**Rows:**

++++++++++

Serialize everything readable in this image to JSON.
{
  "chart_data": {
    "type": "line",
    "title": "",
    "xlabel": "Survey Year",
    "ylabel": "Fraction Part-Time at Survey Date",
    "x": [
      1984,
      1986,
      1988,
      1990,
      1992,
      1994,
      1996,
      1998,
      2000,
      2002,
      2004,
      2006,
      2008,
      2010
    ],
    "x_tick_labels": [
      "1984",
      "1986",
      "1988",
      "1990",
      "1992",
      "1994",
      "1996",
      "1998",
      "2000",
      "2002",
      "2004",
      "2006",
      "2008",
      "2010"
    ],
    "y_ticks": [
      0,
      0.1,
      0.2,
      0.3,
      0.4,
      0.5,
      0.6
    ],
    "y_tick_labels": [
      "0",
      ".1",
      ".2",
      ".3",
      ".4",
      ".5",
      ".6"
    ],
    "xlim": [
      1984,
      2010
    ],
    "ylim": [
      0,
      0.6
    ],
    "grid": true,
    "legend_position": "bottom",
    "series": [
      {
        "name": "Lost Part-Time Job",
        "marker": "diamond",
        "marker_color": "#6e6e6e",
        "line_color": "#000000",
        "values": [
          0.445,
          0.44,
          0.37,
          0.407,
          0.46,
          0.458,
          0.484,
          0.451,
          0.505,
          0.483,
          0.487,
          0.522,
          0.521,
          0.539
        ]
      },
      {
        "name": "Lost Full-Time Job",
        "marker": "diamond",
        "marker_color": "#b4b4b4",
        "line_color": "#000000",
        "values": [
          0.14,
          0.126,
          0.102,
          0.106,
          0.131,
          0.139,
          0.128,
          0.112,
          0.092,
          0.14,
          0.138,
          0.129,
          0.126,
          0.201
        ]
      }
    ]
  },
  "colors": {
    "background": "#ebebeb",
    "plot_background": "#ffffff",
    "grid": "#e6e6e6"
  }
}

++++++++++

Copy every record above exactly as it appears.

**Written solution:**
Serialize everything readable in this image to JSON.
{
  "chart_data": {
    "type": "line",
    "title": "",
    "xlabel": "Survey Year",
    "ylabel": "Fraction Part-Time at Survey Date",
    "x": [
      1984,
      1986,
      1988,
      1990,
      1992,
      1994,
      1996,
      1998,
      2000,
      2002,
      2004,
      2006,
      2008,
      2010
    ],
    "x_tick_labels": [
      "1984",
      "1986",
      "1988",
      "1990",
      "1992",
      "1994",
      "1996",
      "1998",
      "2000",
      "2002",
      "2004",
      "2006",
      "2008",
      "2010"
    ],
    "y_ticks": [
      0,
      0.1,
      0.2,
      0.3,
      0.4,
      0.5,
      0.6
    ],
    "y_tick_labels": [
      "0",
      ".1",
      ".2",
      ".3",
      ".4",
      ".5",
      ".6"
    ],
    "xlim": [
      1984,
      2010
    ],
    "ylim": [
      0,
      0.6
    ],
    "grid": true,
    "legend_position": "bottom",
    "series": [
      {
        "name": "Lost Part-Time Job",
        "marker": "diamond",
        "marker_color": "#6e6e6e",
        "line_color": "#000000",
        "values": [
          0.445,
          0.44,
          0.37,
          0.407,
          0.46,
          0.458,
          0.484,
          0.451,
          0.505,
          0.483,
          0.487,
          0.522,
          0.521,
          0.539
        ]
      },
      {
        "name": "Lost Full-Time Job",
        "marker": "diamond",
        "marker_color": "#b4b4b4",
        "line_color": "#000000",
        "values": [
          0.14,
          0.126,
          0.102,
          0.106,
          0.131,
          0.139,
          0.128,
          0.112,
          0.092,
          0.14,
          0.138,
          0.129,
          0.126,
          0.201
        ]
      }
    ]
  },
  "colors": {
    "background": "#ebebeb",
    "plot_background": "#ffffff",
    "grid": "#e6e6e6"
  }
}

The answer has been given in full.